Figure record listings
>>

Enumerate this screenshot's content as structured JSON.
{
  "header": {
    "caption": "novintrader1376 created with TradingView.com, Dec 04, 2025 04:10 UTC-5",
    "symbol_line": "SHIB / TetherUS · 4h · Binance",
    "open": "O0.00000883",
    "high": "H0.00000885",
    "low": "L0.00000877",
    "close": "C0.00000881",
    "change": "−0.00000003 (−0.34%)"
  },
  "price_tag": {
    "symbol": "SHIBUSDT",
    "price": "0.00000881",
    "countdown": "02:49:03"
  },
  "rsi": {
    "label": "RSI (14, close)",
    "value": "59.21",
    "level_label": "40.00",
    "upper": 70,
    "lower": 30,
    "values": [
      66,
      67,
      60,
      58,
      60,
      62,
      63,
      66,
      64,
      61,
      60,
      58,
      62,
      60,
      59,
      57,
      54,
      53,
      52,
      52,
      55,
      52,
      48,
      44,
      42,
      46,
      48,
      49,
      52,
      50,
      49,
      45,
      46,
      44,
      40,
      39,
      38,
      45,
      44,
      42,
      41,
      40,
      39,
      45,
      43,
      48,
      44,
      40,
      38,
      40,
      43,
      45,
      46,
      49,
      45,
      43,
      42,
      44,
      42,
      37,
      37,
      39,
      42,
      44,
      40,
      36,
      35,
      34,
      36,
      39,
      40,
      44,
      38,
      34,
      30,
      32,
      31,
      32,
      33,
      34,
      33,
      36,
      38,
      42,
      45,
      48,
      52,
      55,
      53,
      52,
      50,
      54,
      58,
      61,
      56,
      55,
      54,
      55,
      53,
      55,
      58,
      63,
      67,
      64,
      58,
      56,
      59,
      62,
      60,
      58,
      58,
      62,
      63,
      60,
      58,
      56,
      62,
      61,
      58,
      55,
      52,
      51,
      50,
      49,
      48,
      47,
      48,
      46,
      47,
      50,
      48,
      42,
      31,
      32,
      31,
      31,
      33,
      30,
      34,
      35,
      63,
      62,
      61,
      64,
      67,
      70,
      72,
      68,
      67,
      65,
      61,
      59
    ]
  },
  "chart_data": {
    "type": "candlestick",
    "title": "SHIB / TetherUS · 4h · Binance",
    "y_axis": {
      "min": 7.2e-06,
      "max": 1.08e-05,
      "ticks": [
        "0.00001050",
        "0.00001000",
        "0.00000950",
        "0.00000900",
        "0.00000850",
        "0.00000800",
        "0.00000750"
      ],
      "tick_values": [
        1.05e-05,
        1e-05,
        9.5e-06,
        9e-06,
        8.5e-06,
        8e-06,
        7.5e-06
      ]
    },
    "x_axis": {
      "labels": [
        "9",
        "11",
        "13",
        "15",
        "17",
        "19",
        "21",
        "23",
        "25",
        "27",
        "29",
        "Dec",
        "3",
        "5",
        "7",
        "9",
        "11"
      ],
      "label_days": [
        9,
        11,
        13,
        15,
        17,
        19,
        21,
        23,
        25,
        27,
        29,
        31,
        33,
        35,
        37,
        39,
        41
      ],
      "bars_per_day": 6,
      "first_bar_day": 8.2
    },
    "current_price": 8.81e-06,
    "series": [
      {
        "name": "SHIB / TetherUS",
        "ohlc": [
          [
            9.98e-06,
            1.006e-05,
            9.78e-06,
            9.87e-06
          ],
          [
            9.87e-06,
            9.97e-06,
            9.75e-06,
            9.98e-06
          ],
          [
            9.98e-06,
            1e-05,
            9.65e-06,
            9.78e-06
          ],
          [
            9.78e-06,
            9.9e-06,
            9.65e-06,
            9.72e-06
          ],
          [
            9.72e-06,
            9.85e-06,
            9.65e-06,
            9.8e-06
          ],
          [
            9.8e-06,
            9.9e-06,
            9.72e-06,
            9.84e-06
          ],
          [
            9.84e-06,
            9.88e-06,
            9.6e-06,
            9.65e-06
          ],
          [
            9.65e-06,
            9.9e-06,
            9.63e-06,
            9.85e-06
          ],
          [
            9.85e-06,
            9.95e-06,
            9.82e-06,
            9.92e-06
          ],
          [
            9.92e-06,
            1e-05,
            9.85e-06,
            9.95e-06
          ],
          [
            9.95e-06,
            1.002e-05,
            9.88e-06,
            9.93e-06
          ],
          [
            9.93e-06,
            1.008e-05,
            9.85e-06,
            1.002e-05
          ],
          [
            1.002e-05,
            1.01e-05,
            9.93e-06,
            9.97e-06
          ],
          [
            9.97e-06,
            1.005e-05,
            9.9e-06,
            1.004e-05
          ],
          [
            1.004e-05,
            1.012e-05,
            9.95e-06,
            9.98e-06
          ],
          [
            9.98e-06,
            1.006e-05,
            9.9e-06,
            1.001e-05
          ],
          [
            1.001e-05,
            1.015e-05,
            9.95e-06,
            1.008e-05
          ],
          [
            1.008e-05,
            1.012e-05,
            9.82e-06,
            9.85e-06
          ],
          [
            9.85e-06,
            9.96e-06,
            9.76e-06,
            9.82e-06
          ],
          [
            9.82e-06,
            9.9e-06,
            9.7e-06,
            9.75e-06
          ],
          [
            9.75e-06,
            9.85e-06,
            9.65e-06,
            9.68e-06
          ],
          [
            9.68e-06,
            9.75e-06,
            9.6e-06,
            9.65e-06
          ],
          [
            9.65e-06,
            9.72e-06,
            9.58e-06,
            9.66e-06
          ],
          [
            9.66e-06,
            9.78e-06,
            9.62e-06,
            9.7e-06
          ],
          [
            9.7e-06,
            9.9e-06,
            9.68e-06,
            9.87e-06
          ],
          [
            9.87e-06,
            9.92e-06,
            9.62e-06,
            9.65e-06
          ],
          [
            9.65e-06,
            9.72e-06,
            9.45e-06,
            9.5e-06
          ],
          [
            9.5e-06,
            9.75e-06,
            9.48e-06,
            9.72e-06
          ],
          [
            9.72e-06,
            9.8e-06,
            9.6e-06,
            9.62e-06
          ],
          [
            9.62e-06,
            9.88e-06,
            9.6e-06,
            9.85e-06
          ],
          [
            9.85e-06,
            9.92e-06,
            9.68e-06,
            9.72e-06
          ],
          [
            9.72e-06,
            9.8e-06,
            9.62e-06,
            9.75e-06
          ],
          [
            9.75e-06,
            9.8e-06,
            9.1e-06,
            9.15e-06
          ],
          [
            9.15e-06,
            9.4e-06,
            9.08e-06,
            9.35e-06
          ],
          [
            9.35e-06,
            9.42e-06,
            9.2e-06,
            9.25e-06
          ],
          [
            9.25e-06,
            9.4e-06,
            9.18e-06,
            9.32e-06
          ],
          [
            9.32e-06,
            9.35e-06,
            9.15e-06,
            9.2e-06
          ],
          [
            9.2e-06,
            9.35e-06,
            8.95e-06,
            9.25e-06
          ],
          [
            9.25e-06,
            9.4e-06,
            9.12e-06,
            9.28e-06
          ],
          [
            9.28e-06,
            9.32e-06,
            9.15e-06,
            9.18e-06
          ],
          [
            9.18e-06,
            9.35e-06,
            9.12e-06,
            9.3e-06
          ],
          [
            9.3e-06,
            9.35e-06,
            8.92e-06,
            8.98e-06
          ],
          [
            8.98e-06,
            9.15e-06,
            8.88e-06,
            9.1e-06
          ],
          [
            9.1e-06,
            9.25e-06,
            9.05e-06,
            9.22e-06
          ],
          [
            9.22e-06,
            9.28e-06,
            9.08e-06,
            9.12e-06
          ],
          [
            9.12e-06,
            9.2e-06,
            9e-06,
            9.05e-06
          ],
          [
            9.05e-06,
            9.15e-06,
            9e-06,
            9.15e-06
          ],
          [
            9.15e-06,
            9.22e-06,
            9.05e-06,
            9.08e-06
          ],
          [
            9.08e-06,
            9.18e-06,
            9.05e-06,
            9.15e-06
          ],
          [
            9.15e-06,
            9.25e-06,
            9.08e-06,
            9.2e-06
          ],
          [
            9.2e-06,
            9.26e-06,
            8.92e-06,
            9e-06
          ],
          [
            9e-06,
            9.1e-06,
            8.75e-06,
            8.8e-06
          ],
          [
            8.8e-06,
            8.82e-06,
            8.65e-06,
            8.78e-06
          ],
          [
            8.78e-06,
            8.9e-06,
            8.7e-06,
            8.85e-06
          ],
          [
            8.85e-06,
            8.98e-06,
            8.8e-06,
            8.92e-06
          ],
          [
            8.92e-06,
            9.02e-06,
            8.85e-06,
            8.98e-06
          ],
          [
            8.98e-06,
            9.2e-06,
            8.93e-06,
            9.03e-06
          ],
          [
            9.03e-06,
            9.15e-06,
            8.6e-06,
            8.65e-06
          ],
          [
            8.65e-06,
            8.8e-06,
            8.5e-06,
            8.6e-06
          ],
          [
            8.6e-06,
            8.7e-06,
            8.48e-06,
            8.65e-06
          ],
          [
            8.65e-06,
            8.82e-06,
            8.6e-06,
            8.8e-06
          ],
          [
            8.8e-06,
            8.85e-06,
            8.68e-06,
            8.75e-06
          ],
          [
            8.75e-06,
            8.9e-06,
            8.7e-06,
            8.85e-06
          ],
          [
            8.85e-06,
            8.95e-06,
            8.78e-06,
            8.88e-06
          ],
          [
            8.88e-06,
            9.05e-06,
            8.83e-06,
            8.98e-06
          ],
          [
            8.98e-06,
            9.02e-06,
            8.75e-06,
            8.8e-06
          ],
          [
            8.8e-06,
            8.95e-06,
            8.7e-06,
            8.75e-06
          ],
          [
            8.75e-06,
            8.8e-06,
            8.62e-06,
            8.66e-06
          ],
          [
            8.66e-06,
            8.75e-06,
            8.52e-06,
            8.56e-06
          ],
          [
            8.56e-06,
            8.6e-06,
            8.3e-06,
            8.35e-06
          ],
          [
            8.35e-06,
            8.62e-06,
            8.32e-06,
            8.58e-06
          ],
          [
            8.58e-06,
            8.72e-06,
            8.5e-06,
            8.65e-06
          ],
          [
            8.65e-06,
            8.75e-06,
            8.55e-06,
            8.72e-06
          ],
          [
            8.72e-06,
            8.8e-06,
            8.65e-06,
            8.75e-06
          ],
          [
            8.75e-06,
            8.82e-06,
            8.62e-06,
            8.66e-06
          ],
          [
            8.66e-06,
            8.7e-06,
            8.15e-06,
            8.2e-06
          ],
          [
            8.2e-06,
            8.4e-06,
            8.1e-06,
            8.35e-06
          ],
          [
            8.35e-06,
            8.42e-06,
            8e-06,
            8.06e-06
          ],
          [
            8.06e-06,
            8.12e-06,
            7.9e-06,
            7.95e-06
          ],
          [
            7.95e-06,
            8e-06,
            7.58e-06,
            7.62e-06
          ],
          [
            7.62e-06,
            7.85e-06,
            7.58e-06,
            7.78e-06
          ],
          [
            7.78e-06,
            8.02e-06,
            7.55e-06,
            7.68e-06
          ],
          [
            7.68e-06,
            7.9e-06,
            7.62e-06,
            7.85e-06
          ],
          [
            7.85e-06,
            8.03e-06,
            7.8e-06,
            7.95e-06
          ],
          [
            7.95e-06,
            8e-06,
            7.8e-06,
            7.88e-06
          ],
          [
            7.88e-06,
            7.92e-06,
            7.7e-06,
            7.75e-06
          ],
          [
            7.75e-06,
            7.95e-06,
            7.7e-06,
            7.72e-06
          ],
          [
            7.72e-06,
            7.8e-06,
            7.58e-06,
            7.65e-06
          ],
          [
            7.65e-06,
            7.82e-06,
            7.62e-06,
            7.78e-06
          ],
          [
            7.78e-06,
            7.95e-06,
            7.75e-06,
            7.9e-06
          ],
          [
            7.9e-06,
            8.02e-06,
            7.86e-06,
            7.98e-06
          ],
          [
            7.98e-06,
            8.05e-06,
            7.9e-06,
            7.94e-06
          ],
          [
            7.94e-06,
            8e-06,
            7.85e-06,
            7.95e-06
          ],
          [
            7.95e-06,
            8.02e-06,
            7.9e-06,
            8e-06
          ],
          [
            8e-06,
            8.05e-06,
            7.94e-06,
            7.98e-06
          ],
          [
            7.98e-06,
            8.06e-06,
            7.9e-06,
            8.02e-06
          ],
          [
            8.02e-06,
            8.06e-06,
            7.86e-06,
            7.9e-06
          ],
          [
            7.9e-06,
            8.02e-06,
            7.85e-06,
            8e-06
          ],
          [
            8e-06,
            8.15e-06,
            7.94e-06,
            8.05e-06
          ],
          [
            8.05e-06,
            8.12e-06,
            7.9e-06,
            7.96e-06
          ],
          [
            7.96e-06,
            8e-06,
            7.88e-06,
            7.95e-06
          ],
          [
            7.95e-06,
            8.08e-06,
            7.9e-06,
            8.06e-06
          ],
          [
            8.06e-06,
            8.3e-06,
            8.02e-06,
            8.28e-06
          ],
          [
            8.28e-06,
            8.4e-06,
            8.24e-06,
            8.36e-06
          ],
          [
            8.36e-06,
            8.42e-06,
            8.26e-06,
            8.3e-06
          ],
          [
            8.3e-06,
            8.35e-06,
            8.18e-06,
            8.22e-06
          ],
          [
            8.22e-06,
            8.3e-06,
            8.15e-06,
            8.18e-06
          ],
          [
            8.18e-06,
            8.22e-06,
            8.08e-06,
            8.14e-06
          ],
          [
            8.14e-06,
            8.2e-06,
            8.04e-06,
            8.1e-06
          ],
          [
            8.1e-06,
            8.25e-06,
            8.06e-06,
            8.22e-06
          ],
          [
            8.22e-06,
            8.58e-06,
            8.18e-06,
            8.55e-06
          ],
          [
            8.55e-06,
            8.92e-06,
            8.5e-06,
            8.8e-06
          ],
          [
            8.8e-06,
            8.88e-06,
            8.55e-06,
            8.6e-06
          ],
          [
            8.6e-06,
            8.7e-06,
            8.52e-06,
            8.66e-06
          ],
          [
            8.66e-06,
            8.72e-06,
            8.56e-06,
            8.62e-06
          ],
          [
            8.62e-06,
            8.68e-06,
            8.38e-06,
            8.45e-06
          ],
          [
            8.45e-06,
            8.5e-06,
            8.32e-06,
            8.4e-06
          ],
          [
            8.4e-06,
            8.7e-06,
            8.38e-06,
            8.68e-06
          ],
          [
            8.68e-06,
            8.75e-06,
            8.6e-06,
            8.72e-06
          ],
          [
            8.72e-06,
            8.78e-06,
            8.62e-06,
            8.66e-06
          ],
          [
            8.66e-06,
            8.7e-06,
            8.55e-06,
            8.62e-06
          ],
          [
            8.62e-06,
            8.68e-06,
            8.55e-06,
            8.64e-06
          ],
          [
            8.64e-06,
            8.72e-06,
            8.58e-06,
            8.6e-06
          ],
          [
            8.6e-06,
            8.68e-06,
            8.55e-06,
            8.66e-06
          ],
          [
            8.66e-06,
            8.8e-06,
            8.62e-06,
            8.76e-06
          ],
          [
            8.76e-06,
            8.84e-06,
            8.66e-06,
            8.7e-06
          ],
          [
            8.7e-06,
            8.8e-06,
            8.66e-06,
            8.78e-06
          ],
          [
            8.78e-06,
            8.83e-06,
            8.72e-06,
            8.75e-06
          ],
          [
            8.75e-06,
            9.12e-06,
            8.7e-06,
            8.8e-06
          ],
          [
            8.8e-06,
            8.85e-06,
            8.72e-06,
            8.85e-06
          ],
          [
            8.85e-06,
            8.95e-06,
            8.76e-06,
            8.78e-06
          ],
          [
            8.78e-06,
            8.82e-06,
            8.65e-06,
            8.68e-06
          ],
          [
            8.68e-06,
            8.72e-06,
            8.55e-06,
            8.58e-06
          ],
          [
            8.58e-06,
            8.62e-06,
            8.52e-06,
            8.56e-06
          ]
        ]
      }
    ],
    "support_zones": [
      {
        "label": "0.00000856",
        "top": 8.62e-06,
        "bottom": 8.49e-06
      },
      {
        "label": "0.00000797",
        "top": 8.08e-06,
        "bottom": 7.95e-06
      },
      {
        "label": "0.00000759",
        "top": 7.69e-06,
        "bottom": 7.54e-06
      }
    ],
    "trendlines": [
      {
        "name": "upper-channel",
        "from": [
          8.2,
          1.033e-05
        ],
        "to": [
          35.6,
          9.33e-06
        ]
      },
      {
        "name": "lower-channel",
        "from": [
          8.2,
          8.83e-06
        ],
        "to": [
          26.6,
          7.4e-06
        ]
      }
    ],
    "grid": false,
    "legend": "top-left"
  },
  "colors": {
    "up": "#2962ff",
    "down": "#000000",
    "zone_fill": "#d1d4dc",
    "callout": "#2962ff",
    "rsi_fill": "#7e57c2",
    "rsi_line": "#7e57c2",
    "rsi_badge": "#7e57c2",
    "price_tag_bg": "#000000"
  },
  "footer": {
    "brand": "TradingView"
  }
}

<<

Give the number of lines that carry the word "TetherUS", with nothing added.

3